# Work to be completed:
Spot each line that carries the word "Αυγούστου"; copy those lines.
--- Start Provided data ---
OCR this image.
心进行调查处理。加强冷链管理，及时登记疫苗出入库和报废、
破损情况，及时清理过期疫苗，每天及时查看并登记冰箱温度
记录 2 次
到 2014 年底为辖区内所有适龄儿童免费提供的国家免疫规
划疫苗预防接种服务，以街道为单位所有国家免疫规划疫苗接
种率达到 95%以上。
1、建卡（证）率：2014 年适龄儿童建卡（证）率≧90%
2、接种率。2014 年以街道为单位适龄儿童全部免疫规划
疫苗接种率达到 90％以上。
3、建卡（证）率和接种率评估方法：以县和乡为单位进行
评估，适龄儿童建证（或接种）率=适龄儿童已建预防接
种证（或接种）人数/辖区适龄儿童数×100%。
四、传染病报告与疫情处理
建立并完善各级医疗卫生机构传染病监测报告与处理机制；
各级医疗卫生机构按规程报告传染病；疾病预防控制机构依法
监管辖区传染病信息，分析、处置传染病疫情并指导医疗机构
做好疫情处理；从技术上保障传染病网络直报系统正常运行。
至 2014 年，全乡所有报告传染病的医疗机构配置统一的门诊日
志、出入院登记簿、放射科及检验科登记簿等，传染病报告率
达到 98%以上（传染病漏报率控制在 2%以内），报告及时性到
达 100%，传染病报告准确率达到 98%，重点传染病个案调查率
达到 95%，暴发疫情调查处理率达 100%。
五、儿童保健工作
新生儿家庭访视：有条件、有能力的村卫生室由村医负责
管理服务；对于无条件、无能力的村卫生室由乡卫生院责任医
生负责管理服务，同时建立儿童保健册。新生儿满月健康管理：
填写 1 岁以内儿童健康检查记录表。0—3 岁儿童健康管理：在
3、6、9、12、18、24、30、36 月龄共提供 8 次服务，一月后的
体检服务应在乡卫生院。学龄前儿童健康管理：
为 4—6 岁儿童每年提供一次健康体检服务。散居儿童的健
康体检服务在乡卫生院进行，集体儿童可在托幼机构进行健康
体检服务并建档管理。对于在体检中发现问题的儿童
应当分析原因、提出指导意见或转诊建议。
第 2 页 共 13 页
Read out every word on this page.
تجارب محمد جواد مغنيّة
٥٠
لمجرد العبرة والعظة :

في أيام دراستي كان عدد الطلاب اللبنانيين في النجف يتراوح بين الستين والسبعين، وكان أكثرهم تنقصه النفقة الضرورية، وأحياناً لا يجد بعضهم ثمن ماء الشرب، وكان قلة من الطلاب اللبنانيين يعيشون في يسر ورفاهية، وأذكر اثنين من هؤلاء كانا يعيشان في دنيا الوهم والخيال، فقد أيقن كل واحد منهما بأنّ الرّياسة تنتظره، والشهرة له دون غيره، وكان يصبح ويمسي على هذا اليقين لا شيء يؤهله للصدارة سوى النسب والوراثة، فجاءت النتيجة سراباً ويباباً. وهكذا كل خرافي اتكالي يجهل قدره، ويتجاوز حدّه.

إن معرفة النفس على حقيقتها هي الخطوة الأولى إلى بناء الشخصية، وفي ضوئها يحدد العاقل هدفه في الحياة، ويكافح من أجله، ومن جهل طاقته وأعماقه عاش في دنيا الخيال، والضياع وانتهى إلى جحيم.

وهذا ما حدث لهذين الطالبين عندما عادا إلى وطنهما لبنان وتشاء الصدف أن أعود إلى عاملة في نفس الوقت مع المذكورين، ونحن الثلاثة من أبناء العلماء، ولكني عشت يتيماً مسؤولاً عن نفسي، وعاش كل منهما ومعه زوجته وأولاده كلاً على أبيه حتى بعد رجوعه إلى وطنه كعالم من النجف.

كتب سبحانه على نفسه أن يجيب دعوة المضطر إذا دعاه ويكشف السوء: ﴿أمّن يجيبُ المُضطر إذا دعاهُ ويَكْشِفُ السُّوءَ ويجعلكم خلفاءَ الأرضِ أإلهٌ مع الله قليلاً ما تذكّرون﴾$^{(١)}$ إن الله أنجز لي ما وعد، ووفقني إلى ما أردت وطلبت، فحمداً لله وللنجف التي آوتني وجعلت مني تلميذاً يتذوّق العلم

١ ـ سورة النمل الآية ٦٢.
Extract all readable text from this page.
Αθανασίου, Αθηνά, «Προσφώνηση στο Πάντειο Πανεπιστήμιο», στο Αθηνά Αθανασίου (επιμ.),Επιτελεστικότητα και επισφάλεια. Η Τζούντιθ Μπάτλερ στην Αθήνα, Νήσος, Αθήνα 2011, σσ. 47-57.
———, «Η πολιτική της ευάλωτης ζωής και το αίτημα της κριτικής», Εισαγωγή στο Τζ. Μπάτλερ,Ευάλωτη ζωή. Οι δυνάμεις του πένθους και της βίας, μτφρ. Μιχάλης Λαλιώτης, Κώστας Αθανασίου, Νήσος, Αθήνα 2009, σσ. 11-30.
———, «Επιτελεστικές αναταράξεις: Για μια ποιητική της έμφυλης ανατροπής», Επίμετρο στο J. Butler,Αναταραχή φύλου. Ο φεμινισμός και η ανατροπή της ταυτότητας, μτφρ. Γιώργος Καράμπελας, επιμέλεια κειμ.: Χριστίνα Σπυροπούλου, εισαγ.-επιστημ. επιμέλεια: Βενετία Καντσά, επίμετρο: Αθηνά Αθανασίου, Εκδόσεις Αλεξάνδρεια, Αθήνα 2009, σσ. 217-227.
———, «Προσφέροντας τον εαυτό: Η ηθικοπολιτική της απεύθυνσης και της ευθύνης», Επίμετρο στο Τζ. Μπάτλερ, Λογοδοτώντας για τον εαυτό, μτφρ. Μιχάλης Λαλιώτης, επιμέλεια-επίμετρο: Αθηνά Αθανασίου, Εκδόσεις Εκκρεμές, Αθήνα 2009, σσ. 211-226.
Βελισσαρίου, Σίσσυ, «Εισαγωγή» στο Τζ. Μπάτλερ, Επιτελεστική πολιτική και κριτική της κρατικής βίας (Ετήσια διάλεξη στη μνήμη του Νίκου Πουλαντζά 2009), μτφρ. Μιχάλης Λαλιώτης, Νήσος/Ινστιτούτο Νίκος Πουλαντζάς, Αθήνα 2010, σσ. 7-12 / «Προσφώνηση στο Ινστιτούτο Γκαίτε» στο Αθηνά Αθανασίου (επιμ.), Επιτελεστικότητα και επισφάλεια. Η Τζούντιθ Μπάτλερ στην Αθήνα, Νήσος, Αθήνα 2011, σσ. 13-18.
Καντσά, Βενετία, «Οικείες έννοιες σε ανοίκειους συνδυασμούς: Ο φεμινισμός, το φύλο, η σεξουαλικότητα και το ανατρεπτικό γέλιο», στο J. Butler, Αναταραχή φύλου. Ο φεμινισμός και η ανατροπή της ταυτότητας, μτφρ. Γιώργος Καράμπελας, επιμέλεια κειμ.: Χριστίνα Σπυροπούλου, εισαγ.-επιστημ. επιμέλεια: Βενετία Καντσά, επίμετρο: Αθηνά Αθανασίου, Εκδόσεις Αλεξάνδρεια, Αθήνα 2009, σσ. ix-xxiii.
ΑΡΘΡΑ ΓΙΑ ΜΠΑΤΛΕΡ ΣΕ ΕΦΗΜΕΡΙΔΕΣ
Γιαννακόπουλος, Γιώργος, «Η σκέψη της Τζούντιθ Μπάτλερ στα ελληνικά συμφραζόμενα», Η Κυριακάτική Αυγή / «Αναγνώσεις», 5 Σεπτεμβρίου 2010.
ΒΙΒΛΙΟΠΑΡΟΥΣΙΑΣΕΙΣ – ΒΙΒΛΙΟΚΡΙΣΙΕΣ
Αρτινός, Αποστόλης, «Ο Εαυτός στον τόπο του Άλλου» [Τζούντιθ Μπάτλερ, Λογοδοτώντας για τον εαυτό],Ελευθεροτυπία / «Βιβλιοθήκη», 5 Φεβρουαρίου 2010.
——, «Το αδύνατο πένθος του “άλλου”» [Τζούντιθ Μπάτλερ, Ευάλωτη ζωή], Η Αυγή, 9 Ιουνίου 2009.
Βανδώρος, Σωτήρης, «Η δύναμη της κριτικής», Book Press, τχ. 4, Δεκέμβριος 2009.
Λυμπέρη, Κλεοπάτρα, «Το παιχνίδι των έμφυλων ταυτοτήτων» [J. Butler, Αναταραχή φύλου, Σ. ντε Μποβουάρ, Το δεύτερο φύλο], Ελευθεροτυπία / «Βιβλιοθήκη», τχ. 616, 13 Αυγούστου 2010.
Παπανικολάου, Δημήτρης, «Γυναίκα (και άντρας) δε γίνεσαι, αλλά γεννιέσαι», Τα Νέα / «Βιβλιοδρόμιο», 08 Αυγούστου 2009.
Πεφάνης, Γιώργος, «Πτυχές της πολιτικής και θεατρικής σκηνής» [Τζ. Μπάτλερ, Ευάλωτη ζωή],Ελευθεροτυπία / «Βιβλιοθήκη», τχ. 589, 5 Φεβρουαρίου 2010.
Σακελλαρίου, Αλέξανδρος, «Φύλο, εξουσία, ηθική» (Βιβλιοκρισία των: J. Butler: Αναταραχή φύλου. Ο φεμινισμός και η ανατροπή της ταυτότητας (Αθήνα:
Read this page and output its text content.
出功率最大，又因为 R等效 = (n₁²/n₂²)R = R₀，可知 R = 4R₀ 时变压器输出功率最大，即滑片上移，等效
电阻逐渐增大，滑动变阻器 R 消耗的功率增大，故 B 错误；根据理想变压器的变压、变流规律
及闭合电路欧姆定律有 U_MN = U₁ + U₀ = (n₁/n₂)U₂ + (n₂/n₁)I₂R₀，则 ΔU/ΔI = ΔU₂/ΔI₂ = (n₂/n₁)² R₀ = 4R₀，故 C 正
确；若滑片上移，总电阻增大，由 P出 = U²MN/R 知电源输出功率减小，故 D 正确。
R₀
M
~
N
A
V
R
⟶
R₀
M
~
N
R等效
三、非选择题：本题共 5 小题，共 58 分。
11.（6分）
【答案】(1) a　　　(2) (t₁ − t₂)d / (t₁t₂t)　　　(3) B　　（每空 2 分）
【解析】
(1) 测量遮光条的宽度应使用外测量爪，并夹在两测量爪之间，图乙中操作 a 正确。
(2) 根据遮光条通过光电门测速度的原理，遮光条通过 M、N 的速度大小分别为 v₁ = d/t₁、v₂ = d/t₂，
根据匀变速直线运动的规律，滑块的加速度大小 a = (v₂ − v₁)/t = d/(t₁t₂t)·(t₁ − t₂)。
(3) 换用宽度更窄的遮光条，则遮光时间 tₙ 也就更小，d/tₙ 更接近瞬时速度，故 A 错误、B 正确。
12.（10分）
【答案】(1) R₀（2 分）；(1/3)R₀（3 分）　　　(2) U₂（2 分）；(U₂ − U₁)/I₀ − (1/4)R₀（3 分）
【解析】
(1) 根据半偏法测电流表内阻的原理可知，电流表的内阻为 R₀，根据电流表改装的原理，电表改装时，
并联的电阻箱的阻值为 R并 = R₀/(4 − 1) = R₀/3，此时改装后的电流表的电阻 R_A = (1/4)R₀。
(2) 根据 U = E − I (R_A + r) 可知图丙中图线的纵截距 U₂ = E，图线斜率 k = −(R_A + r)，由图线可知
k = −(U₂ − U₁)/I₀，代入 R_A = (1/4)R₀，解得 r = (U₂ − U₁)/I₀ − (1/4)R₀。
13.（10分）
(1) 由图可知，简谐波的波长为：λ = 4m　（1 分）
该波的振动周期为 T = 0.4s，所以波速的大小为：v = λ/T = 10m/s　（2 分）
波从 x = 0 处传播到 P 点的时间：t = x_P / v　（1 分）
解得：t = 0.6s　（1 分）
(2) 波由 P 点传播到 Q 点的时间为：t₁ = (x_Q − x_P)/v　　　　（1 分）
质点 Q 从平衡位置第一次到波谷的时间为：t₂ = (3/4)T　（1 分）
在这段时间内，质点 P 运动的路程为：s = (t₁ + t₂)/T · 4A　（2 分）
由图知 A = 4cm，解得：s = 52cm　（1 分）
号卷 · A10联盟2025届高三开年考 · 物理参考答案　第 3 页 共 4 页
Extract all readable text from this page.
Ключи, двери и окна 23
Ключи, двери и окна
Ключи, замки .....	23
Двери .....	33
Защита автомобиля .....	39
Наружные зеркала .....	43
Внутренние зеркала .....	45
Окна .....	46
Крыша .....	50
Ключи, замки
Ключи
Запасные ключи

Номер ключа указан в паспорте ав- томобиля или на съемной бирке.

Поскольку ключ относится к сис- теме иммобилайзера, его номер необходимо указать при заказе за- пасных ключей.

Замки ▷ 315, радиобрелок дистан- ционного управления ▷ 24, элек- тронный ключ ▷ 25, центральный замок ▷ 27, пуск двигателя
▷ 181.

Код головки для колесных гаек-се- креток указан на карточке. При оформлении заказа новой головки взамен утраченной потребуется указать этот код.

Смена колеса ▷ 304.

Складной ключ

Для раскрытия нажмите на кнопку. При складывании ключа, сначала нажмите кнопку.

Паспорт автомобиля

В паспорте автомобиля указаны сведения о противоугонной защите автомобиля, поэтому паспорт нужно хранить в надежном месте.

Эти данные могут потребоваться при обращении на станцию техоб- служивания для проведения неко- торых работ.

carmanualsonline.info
--- End Provided data ---
# Correct result:
Λυμπέρη, Κλεοπάτρα, «Το παιχνίδι των έμφυλων ταυτοτήτων» [J. Butler, Αναταραχή φύλου, Σ. ντε Μποβουάρ, Το δεύτερο φύλο], Ελευθεροτυπία / «Βιβλιοθήκη», τχ. 616, 13 Αυγούστου 2010.
Παπανικολάου, Δημήτρης, «Γυναίκα (και άντρας) δε γίνεσαι, αλλά γεννιέσαι», Τα Νέα / «Βιβλιοδρόμιο», 08 Αυγούστου 2009.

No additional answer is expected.